THE REQUEST:
Retype all material exactly. Pictures stay out of the copy.

[Extracts from a graphics dataset]

################

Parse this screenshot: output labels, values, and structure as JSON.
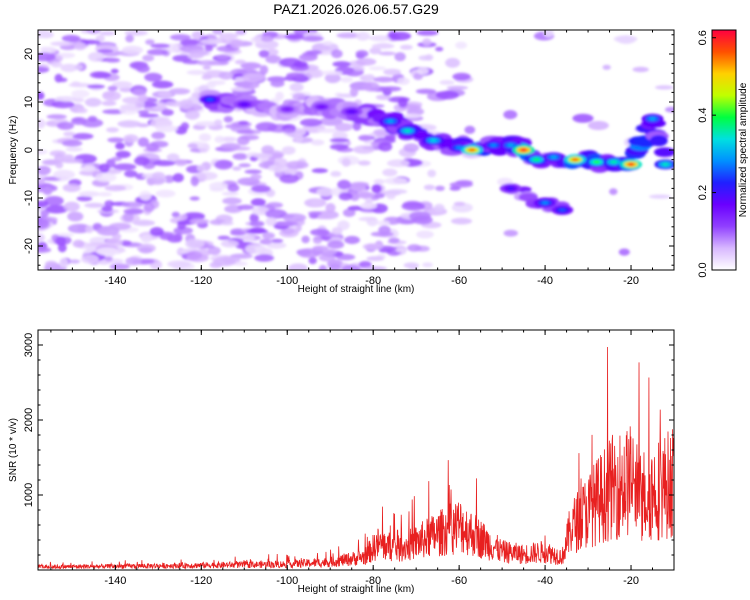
{
  "title": "PAZ1.2026.026.06.57.G29",
  "chart_data": [
    {
      "type": "heatmap",
      "name": "spectrogram",
      "xlabel": "Height of straight line (km)",
      "ylabel": "Frequency (Hz)",
      "xlim": [
        -158,
        -10
      ],
      "ylim": [
        -25,
        25
      ],
      "x_ticks": [
        -140,
        -120,
        -100,
        -80,
        -60,
        -40,
        -20
      ],
      "y_ticks": [
        -20,
        -10,
        0,
        10,
        20
      ],
      "colorbar": {
        "label": "Normalized spectral amplitude",
        "range": [
          0.0,
          0.62
        ],
        "ticks": [
          0.0,
          0.2,
          0.4,
          0.6
        ],
        "colors": [
          "#ffffff",
          "#d8b8ff",
          "#9040ff",
          "#6a00ff",
          "#2020ff",
          "#0090ff",
          "#00e0e0",
          "#00ff40",
          "#c0ff00",
          "#ffd000",
          "#ff5000",
          "#ff0040"
        ]
      },
      "ridge": [
        {
          "x": -118,
          "freq": 10.5,
          "amp": 0.25
        },
        {
          "x": -110,
          "freq": 9.5,
          "amp": 0.18
        },
        {
          "x": -100,
          "freq": 8.5,
          "amp": 0.14
        },
        {
          "x": -92,
          "freq": 9.0,
          "amp": 0.16
        },
        {
          "x": -85,
          "freq": 8.0,
          "amp": 0.18
        },
        {
          "x": -76,
          "freq": 6.0,
          "amp": 0.3
        },
        {
          "x": -72,
          "freq": 4.0,
          "amp": 0.35
        },
        {
          "x": -66,
          "freq": 2.0,
          "amp": 0.33
        },
        {
          "x": -60,
          "freq": 0.5,
          "amp": 0.28
        },
        {
          "x": -57,
          "freq": 0.0,
          "amp": 0.55
        },
        {
          "x": -52,
          "freq": 1.0,
          "amp": 0.28
        },
        {
          "x": -48,
          "freq": 1.0,
          "amp": 0.3
        },
        {
          "x": -45,
          "freq": 0.0,
          "amp": 0.6
        },
        {
          "x": -42,
          "freq": -2.0,
          "amp": 0.38
        },
        {
          "x": -38,
          "freq": -1.5,
          "amp": 0.3
        },
        {
          "x": -33,
          "freq": -2.0,
          "amp": 0.55
        },
        {
          "x": -28,
          "freq": -2.5,
          "amp": 0.4
        },
        {
          "x": -24,
          "freq": -2.5,
          "amp": 0.36
        },
        {
          "x": -20,
          "freq": -3.0,
          "amp": 0.58
        },
        {
          "x": -15,
          "freq": 6.5,
          "amp": 0.3
        },
        {
          "x": -12,
          "freq": -3.0,
          "amp": 0.35
        },
        {
          "x": -48,
          "freq": -8.0,
          "amp": 0.2
        },
        {
          "x": -40,
          "freq": -11.0,
          "amp": 0.28
        },
        {
          "x": -36,
          "freq": -12.5,
          "amp": 0.25
        }
      ]
    },
    {
      "type": "line",
      "name": "snr",
      "xlabel": "Height of straight line (km)",
      "ylabel": "SNR (10 * v/v)",
      "xlim": [
        -158,
        -10
      ],
      "ylim": [
        0,
        3200
      ],
      "x_ticks": [
        -140,
        -120,
        -100,
        -80,
        -60,
        -40,
        -20
      ],
      "y_ticks": [
        1000,
        2000,
        3000
      ],
      "color": "#e82020",
      "envelope": [
        {
          "x": -158,
          "y": 60
        },
        {
          "x": -140,
          "y": 70
        },
        {
          "x": -120,
          "y": 90
        },
        {
          "x": -100,
          "y": 110
        },
        {
          "x": -90,
          "y": 150
        },
        {
          "x": -82,
          "y": 250
        },
        {
          "x": -79,
          "y": 500
        },
        {
          "x": -74,
          "y": 400
        },
        {
          "x": -66,
          "y": 650
        },
        {
          "x": -60,
          "y": 850
        },
        {
          "x": -55,
          "y": 600
        },
        {
          "x": -50,
          "y": 350
        },
        {
          "x": -45,
          "y": 300
        },
        {
          "x": -40,
          "y": 350
        },
        {
          "x": -36,
          "y": 250
        },
        {
          "x": -34,
          "y": 800
        },
        {
          "x": -28,
          "y": 1300
        },
        {
          "x": -24,
          "y": 1600
        },
        {
          "x": -20,
          "y": 1700
        },
        {
          "x": -18,
          "y": 1400
        },
        {
          "x": -15,
          "y": 1500
        },
        {
          "x": -12,
          "y": 1600
        },
        {
          "x": -10,
          "y": 1700
        }
      ]
    }
  ]
}
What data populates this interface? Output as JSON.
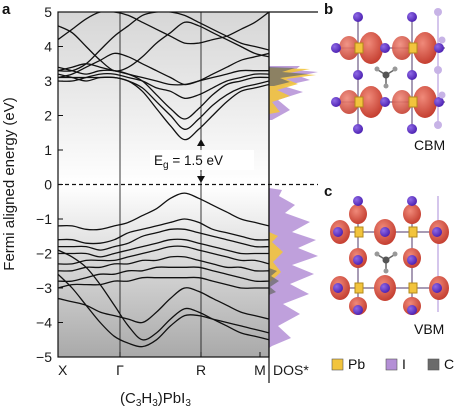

################

FULL OUTPUT:
Parse this screenshot: output labels, values, and structure as JSON.
{
  "title": "PAZ1.2026.026.06.57.G29",
  "chart_data": [
    {
      "type": "heatmap",
      "name": "spectrogram",
      "xlabel": "Height of straight line (km)",
      "ylabel": "Frequency (Hz)",
      "xlim": [
        -158,
        -10
      ],
      "ylim": [
        -25,
        25
      ],
      "x_ticks": [
        -140,
        -120,
        -100,
        -80,
        -60,
        -40,
        -20
      ],
      "y_ticks": [
        -20,
        -10,
        0,
        10,
        20
      ],
      "colorbar": {
        "label": "Normalized spectral amplitude",
        "range": [
          0.0,
          0.62
        ],
        "ticks": [
          0.0,
          0.2,
          0.4,
          0.6
        ],
        "colors": [
          "#ffffff",
          "#d8b8ff",
          "#9040ff",
          "#6a00ff",
          "#2020ff",
          "#0090ff",
          "#00e0e0",
          "#00ff40",
          "#c0ff00",
          "#ffd000",
          "#ff5000",
          "#ff0040"
        ]
      },
      "ridge": [
        {
          "x": -118,
          "freq": 10.5,
          "amp": 0.25
        },
        {
          "x": -110,
          "freq": 9.5,
          "amp": 0.18
        },
        {
          "x": -100,
          "freq": 8.5,
          "amp": 0.14
        },
        {
          "x": -92,
          "freq": 9.0,
          "amp": 0.16
        },
        {
          "x": -85,
          "freq": 8.0,
          "amp": 0.18
        },
        {
          "x": -76,
          "freq": 6.0,
          "amp": 0.3
        },
        {
          "x": -72,
          "freq": 4.0,
          "amp": 0.35
        },
        {
          "x": -66,
          "freq": 2.0,
          "amp": 0.33
        },
        {
          "x": -60,
          "freq": 0.5,
          "amp": 0.28
        },
        {
          "x": -57,
          "freq": 0.0,
          "amp": 0.55
        },
        {
          "x": -52,
          "freq": 1.0,
          "amp": 0.28
        },
        {
          "x": -48,
          "freq": 1.0,
          "amp": 0.3
        },
        {
          "x": -45,
          "freq": 0.0,
          "amp": 0.6
        },
        {
          "x": -42,
          "freq": -2.0,
          "amp": 0.38
        },
        {
          "x": -38,
          "freq": -1.5,
          "amp": 0.3
        },
        {
          "x": -33,
          "freq": -2.0,
          "amp": 0.55
        },
        {
          "x": -28,
          "freq": -2.5,
          "amp": 0.4
        },
        {
          "x": -24,
          "freq": -2.5,
          "amp": 0.36
        },
        {
          "x": -20,
          "freq": -3.0,
          "amp": 0.58
        },
        {
          "x": -15,
          "freq": 6.5,
          "amp": 0.3
        },
        {
          "x": -12,
          "freq": -3.0,
          "amp": 0.35
        },
        {
          "x": -48,
          "freq": -8.0,
          "amp": 0.2
        },
        {
          "x": -40,
          "freq": -11.0,
          "amp": 0.28
        },
        {
          "x": -36,
          "freq": -12.5,
          "amp": 0.25
        }
      ]
    },
    {
      "type": "line",
      "name": "snr",
      "xlabel": "Height of straight line (km)",
      "ylabel": "SNR (10 * v/v)",
      "xlim": [
        -158,
        -10
      ],
      "ylim": [
        0,
        3200
      ],
      "x_ticks": [
        -140,
        -120,
        -100,
        -80,
        -60,
        -40,
        -20
      ],
      "y_ticks": [
        1000,
        2000,
        3000
      ],
      "color": "#e82020",
      "envelope": [
        {
          "x": -158,
          "y": 60
        },
        {
          "x": -140,
          "y": 70
        },
        {
          "x": -120,
          "y": 90
        },
        {
          "x": -100,
          "y": 110
        },
        {
          "x": -90,
          "y": 150
        },
        {
          "x": -82,
          "y": 250
        },
        {
          "x": -79,
          "y": 500
        },
        {
          "x": -74,
          "y": 400
        },
        {
          "x": -66,
          "y": 650
        },
        {
          "x": -60,
          "y": 850
        },
        {
          "x": -55,
          "y": 600
        },
        {
          "x": -50,
          "y": 350
        },
        {
          "x": -45,
          "y": 300
        },
        {
          "x": -40,
          "y": 350
        },
        {
          "x": -36,
          "y": 250
        },
        {
          "x": -34,
          "y": 800
        },
        {
          "x": -28,
          "y": 1300
        },
        {
          "x": -24,
          "y": 1600
        },
        {
          "x": -20,
          "y": 1700
        },
        {
          "x": -18,
          "y": 1400
        },
        {
          "x": -15,
          "y": 1500
        },
        {
          "x": -12,
          "y": 1600
        },
        {
          "x": -10,
          "y": 1700
        }
      ]
    }
  ]
}
What data populates this interface? Output as JSON.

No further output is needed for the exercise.